[Entries taken from a collection]

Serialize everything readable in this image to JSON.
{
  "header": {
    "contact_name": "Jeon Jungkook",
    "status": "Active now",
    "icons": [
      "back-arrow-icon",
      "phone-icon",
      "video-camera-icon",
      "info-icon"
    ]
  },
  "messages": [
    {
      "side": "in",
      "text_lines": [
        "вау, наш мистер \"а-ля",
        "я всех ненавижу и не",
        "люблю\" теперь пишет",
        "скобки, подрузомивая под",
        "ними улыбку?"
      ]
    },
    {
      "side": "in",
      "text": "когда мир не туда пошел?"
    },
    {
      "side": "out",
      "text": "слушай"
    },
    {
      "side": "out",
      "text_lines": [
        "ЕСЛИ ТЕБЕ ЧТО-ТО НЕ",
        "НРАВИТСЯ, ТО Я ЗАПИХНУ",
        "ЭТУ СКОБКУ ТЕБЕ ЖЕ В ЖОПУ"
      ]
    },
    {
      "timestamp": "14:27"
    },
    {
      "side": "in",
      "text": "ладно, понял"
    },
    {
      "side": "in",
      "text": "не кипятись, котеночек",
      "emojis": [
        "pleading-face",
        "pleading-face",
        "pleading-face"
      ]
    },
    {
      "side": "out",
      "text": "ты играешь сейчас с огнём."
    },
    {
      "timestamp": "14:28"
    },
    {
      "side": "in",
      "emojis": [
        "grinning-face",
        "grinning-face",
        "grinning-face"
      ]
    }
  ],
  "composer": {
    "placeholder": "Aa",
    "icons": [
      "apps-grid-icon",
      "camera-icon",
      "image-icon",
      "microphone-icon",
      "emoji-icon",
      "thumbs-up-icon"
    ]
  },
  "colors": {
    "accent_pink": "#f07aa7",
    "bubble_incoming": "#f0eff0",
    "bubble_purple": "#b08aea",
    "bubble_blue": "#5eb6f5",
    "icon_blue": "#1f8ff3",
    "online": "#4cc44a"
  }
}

- INSTRUCTIONS TO FOLLOW
Repeat the material above in full, keeping every word.

- ANSWER TO THIS TASK
Serialize everything readable in this image to JSON.
{
  "header": {
    "contact_name": "Jeon Jungkook",
    "status": "Active now",
    "icons": [
      "back-arrow-icon",
      "phone-icon",
      "video-camera-icon",
      "info-icon"
    ]
  },
  "messages": [
    {
      "side": "in",
      "text_lines": [
        "вау, наш мистер \"а-ля",
        "я всех ненавижу и не",
        "люблю\" теперь пишет",
        "скобки, подрузомивая под",
        "ними улыбку?"
      ]
    },
    {
      "side": "in",
      "text": "когда мир не туда пошел?"
    },
    {
      "side": "out",
      "text": "слушай"
    },
    {
      "side": "out",
      "text_lines": [
        "ЕСЛИ ТЕБЕ ЧТО-ТО НЕ",
        "НРАВИТСЯ, ТО Я ЗАПИХНУ",
        "ЭТУ СКОБКУ ТЕБЕ ЖЕ В ЖОПУ"
      ]
    },
    {
      "timestamp": "14:27"
    },
    {
      "side": "in",
      "text": "ладно, понял"
    },
    {
      "side": "in",
      "text": "не кипятись, котеночек",
      "emojis": [
        "pleading-face",
        "pleading-face",
        "pleading-face"
      ]
    },
    {
      "side": "out",
      "text": "ты играешь сейчас с огнём."
    },
    {
      "timestamp": "14:28"
    },
    {
      "side": "in",
      "emojis": [
        "grinning-face",
        "grinning-face",
        "grinning-face"
      ]
    }
  ],
  "composer": {
    "placeholder": "Aa",
    "icons": [
      "apps-grid-icon",
      "camera-icon",
      "image-icon",
      "microphone-icon",
      "emoji-icon",
      "thumbs-up-icon"
    ]
  },
  "colors": {
    "accent_pink": "#f07aa7",
    "bubble_incoming": "#f0eff0",
    "bubble_purple": "#b08aea",
    "bubble_blue": "#5eb6f5",
    "icon_blue": "#1f8ff3",
    "online": "#4cc44a"
  }
}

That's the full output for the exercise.